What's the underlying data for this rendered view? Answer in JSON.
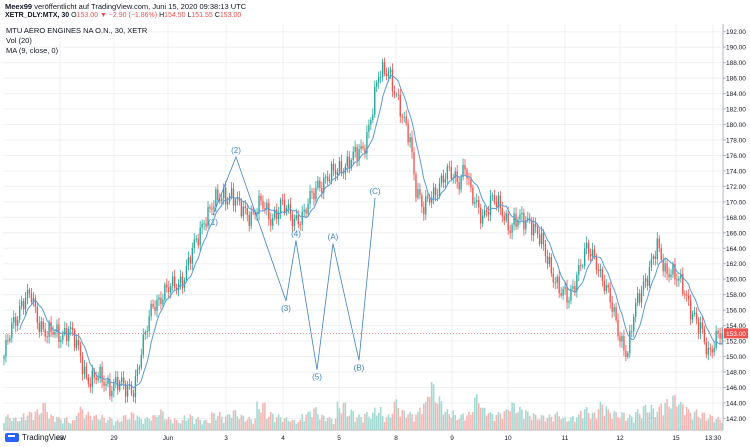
{
  "header": {
    "author": "Meex99",
    "published": "veröffentlicht auf TradingView.com, Juni 15, 2020 09:38:13 UTC",
    "symbol": "XETR_DLY:MTX, 30",
    "o_label": "O",
    "o_value": "153.00",
    "change": "▼ −2.90 (−1.86%)",
    "h_label": "H",
    "h_value": "154.50",
    "l_label": "L",
    "l_value": "151.55",
    "c_label": "C",
    "c_value": "153.00"
  },
  "legend": {
    "title": "MTU AERO ENGINES NA O.N., 30, XETR",
    "vol": "Vol (20)",
    "ma": "MA (9, close, 0)"
  },
  "footer": {
    "brand": "TradingView"
  },
  "colors": {
    "up": "#26a69a",
    "down": "#ef5350",
    "ma": "#5b9bd5",
    "wave": "#3f82c4",
    "grid": "#eef0f3"
  },
  "chart_data": {
    "type": "candlestick",
    "ylim": [
      140.5,
      193
    ],
    "y_ticks": [
      "142.00",
      "144.00",
      "146.00",
      "148.00",
      "150.00",
      "152.00",
      "154.00",
      "156.00",
      "158.00",
      "160.00",
      "162.00",
      "164.00",
      "166.00",
      "168.00",
      "170.00",
      "172.00",
      "174.00",
      "176.00",
      "178.00",
      "180.00",
      "182.00",
      "184.00",
      "186.00",
      "188.00",
      "190.00",
      "192.00"
    ],
    "x_ticks": [
      "28",
      "29",
      "Jun",
      "3",
      "4",
      "5",
      "8",
      "9",
      "10",
      "11",
      "12",
      "15",
      "13:30"
    ],
    "last_price": "153.00",
    "price_anchors": [
      [
        0,
        149.5
      ],
      [
        4,
        154
      ],
      [
        9,
        157
      ],
      [
        14,
        157.6
      ],
      [
        17,
        155
      ],
      [
        22,
        153
      ],
      [
        28,
        152.7
      ],
      [
        33,
        153.8
      ],
      [
        38,
        150.5
      ],
      [
        42,
        147.5
      ],
      [
        48,
        147
      ],
      [
        54,
        146.3
      ],
      [
        57,
        146.8
      ],
      [
        62,
        145.5
      ],
      [
        66,
        146.2
      ],
      [
        72,
        152.5
      ],
      [
        76,
        157
      ],
      [
        84,
        158.5
      ],
      [
        92,
        160.5
      ],
      [
        97,
        164
      ],
      [
        102,
        168
      ],
      [
        107,
        169.5
      ],
      [
        112,
        171
      ],
      [
        116,
        171
      ],
      [
        120,
        169
      ],
      [
        126,
        168.5
      ],
      [
        131,
        169.5
      ],
      [
        136,
        168
      ],
      [
        141,
        169.5
      ],
      [
        147,
        168
      ],
      [
        153,
        168.2
      ],
      [
        160,
        172.5
      ],
      [
        166,
        173
      ],
      [
        172,
        174.7
      ],
      [
        178,
        175.5
      ],
      [
        183,
        177
      ],
      [
        187,
        181
      ],
      [
        191,
        186
      ],
      [
        196,
        187.5
      ],
      [
        199,
        184.5
      ],
      [
        203,
        180.5
      ],
      [
        207,
        178.5
      ],
      [
        210,
        172
      ],
      [
        214,
        168.5
      ],
      [
        217,
        170.5
      ],
      [
        222,
        172.5
      ],
      [
        227,
        173.5
      ],
      [
        232,
        173
      ],
      [
        235,
        174.8
      ],
      [
        238,
        170.5
      ],
      [
        244,
        168.5
      ],
      [
        249,
        170
      ],
      [
        254,
        169
      ],
      [
        258,
        166.8
      ],
      [
        263,
        167.5
      ],
      [
        268,
        168
      ],
      [
        273,
        165
      ],
      [
        279,
        161.5
      ],
      [
        284,
        158
      ],
      [
        288,
        157.3
      ],
      [
        292,
        161
      ],
      [
        297,
        163.5
      ],
      [
        302,
        162.5
      ],
      [
        306,
        159.5
      ],
      [
        310,
        156
      ],
      [
        313,
        153.5
      ],
      [
        316,
        151.5
      ],
      [
        318,
        150.5
      ],
      [
        321,
        155
      ],
      [
        325,
        159
      ],
      [
        329,
        161.5
      ],
      [
        333,
        163.8
      ],
      [
        337,
        161.2
      ],
      [
        340,
        161.5
      ],
      [
        344,
        159.5
      ],
      [
        348,
        157.5
      ],
      [
        352,
        155.5
      ],
      [
        355,
        153.5
      ],
      [
        357,
        151.5
      ],
      [
        359,
        150
      ],
      [
        361,
        151.5
      ],
      [
        364,
        153.5
      ],
      [
        366,
        153
      ]
    ],
    "volume_profile": [
      0.3,
      0.25,
      0.35,
      0.4,
      0.55,
      0.3,
      0.25,
      0.2,
      0.45,
      0.35,
      0.3,
      0.25,
      0.2,
      0.3,
      0.35,
      0.25,
      0.3,
      0.4,
      0.25,
      0.2,
      0.3,
      0.25,
      0.2,
      0.35,
      0.3,
      0.4,
      0.3,
      0.25,
      0.55,
      0.35,
      0.3,
      0.25,
      0.2,
      0.35,
      0.45,
      0.3,
      0.25,
      0.55,
      0.4,
      0.3,
      0.35,
      0.45,
      0.3,
      0.6,
      0.4,
      0.35,
      0.55,
      0.95,
      0.65,
      0.4,
      0.3,
      0.35,
      0.7,
      0.45,
      0.35,
      0.4,
      0.55,
      0.45,
      0.35,
      0.3,
      0.3,
      0.35,
      0.25,
      0.3,
      0.45,
      0.35,
      0.55,
      0.4,
      0.35,
      0.3,
      0.4,
      0.5,
      0.45,
      0.6,
      0.7,
      0.55,
      0.4,
      0.35,
      0.3,
      0.25
    ],
    "ma_period": 9,
    "waves": [
      {
        "label": "(1)",
        "x": 213,
        "price": 168.3
      },
      {
        "label": "(2)",
        "x": 236,
        "price": 175.8
      },
      {
        "label": "(3)",
        "x": 286,
        "price": 157.2
      },
      {
        "label": "(4)",
        "x": 296,
        "price": 165.0
      },
      {
        "label": "(5)",
        "x": 317,
        "price": 148.3
      },
      {
        "label": "(A)",
        "x": 333,
        "price": 164.6
      },
      {
        "label": "(B)",
        "x": 359,
        "price": 149.5
      },
      {
        "label": "(C)",
        "x": 375,
        "price": 170.5
      }
    ]
  }
}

**What the task requires**: Pictures in the records must not appear in the copy; transcribe everything else precisely.

**Exercise answer**:
What's the underlying data for this rendered view? Answer in JSON.
{
  "header": {
    "author": "Meex99",
    "published": "veröffentlicht auf TradingView.com, Juni 15, 2020 09:38:13 UTC",
    "symbol": "XETR_DLY:MTX, 30",
    "o_label": "O",
    "o_value": "153.00",
    "change": "▼ −2.90 (−1.86%)",
    "h_label": "H",
    "h_value": "154.50",
    "l_label": "L",
    "l_value": "151.55",
    "c_label": "C",
    "c_value": "153.00"
  },
  "legend": {
    "title": "MTU AERO ENGINES NA O.N., 30, XETR",
    "vol": "Vol (20)",
    "ma": "MA (9, close, 0)"
  },
  "footer": {
    "brand": "TradingView"
  },
  "colors": {
    "up": "#26a69a",
    "down": "#ef5350",
    "ma": "#5b9bd5",
    "wave": "#3f82c4",
    "grid": "#eef0f3"
  },
  "chart_data": {
    "type": "candlestick",
    "ylim": [
      140.5,
      193
    ],
    "y_ticks": [
      "142.00",
      "144.00",
      "146.00",
      "148.00",
      "150.00",
      "152.00",
      "154.00",
      "156.00",
      "158.00",
      "160.00",
      "162.00",
      "164.00",
      "166.00",
      "168.00",
      "170.00",
      "172.00",
      "174.00",
      "176.00",
      "178.00",
      "180.00",
      "182.00",
      "184.00",
      "186.00",
      "188.00",
      "190.00",
      "192.00"
    ],
    "x_ticks": [
      "28",
      "29",
      "Jun",
      "3",
      "4",
      "5",
      "8",
      "9",
      "10",
      "11",
      "12",
      "15",
      "13:30"
    ],
    "last_price": "153.00",
    "price_anchors": [
      [
        0,
        149.5
      ],
      [
        4,
        154
      ],
      [
        9,
        157
      ],
      [
        14,
        157.6
      ],
      [
        17,
        155
      ],
      [
        22,
        153
      ],
      [
        28,
        152.7
      ],
      [
        33,
        153.8
      ],
      [
        38,
        150.5
      ],
      [
        42,
        147.5
      ],
      [
        48,
        147
      ],
      [
        54,
        146.3
      ],
      [
        57,
        146.8
      ],
      [
        62,
        145.5
      ],
      [
        66,
        146.2
      ],
      [
        72,
        152.5
      ],
      [
        76,
        157
      ],
      [
        84,
        158.5
      ],
      [
        92,
        160.5
      ],
      [
        97,
        164
      ],
      [
        102,
        168
      ],
      [
        107,
        169.5
      ],
      [
        112,
        171
      ],
      [
        116,
        171
      ],
      [
        120,
        169
      ],
      [
        126,
        168.5
      ],
      [
        131,
        169.5
      ],
      [
        136,
        168
      ],
      [
        141,
        169.5
      ],
      [
        147,
        168
      ],
      [
        153,
        168.2
      ],
      [
        160,
        172.5
      ],
      [
        166,
        173
      ],
      [
        172,
        174.7
      ],
      [
        178,
        175.5
      ],
      [
        183,
        177
      ],
      [
        187,
        181
      ],
      [
        191,
        186
      ],
      [
        196,
        187.5
      ],
      [
        199,
        184.5
      ],
      [
        203,
        180.5
      ],
      [
        207,
        178.5
      ],
      [
        210,
        172
      ],
      [
        214,
        168.5
      ],
      [
        217,
        170.5
      ],
      [
        222,
        172.5
      ],
      [
        227,
        173.5
      ],
      [
        232,
        173
      ],
      [
        235,
        174.8
      ],
      [
        238,
        170.5
      ],
      [
        244,
        168.5
      ],
      [
        249,
        170
      ],
      [
        254,
        169
      ],
      [
        258,
        166.8
      ],
      [
        263,
        167.5
      ],
      [
        268,
        168
      ],
      [
        273,
        165
      ],
      [
        279,
        161.5
      ],
      [
        284,
        158
      ],
      [
        288,
        157.3
      ],
      [
        292,
        161
      ],
      [
        297,
        163.5
      ],
      [
        302,
        162.5
      ],
      [
        306,
        159.5
      ],
      [
        310,
        156
      ],
      [
        313,
        153.5
      ],
      [
        316,
        151.5
      ],
      [
        318,
        150.5
      ],
      [
        321,
        155
      ],
      [
        325,
        159
      ],
      [
        329,
        161.5
      ],
      [
        333,
        163.8
      ],
      [
        337,
        161.2
      ],
      [
        340,
        161.5
      ],
      [
        344,
        159.5
      ],
      [
        348,
        157.5
      ],
      [
        352,
        155.5
      ],
      [
        355,
        153.5
      ],
      [
        357,
        151.5
      ],
      [
        359,
        150
      ],
      [
        361,
        151.5
      ],
      [
        364,
        153.5
      ],
      [
        366,
        153
      ]
    ],
    "volume_profile": [
      0.3,
      0.25,
      0.35,
      0.4,
      0.55,
      0.3,
      0.25,
      0.2,
      0.45,
      0.35,
      0.3,
      0.25,
      0.2,
      0.3,
      0.35,
      0.25,
      0.3,
      0.4,
      0.25,
      0.2,
      0.3,
      0.25,
      0.2,
      0.35,
      0.3,
      0.4,
      0.3,
      0.25,
      0.55,
      0.35,
      0.3,
      0.25,
      0.2,
      0.35,
      0.45,
      0.3,
      0.25,
      0.55,
      0.4,
      0.3,
      0.35,
      0.45,
      0.3,
      0.6,
      0.4,
      0.35,
      0.55,
      0.95,
      0.65,
      0.4,
      0.3,
      0.35,
      0.7,
      0.45,
      0.35,
      0.4,
      0.55,
      0.45,
      0.35,
      0.3,
      0.3,
      0.35,
      0.25,
      0.3,
      0.45,
      0.35,
      0.55,
      0.4,
      0.35,
      0.3,
      0.4,
      0.5,
      0.45,
      0.6,
      0.7,
      0.55,
      0.4,
      0.35,
      0.3,
      0.25
    ],
    "ma_period": 9,
    "waves": [
      {
        "label": "(1)",
        "x": 213,
        "price": 168.3
      },
      {
        "label": "(2)",
        "x": 236,
        "price": 175.8
      },
      {
        "label": "(3)",
        "x": 286,
        "price": 157.2
      },
      {
        "label": "(4)",
        "x": 296,
        "price": 165.0
      },
      {
        "label": "(5)",
        "x": 317,
        "price": 148.3
      },
      {
        "label": "(A)",
        "x": 333,
        "price": 164.6
      },
      {
        "label": "(B)",
        "x": 359,
        "price": 149.5
      },
      {
        "label": "(C)",
        "x": 375,
        "price": 170.5
      }
    ]
  }
}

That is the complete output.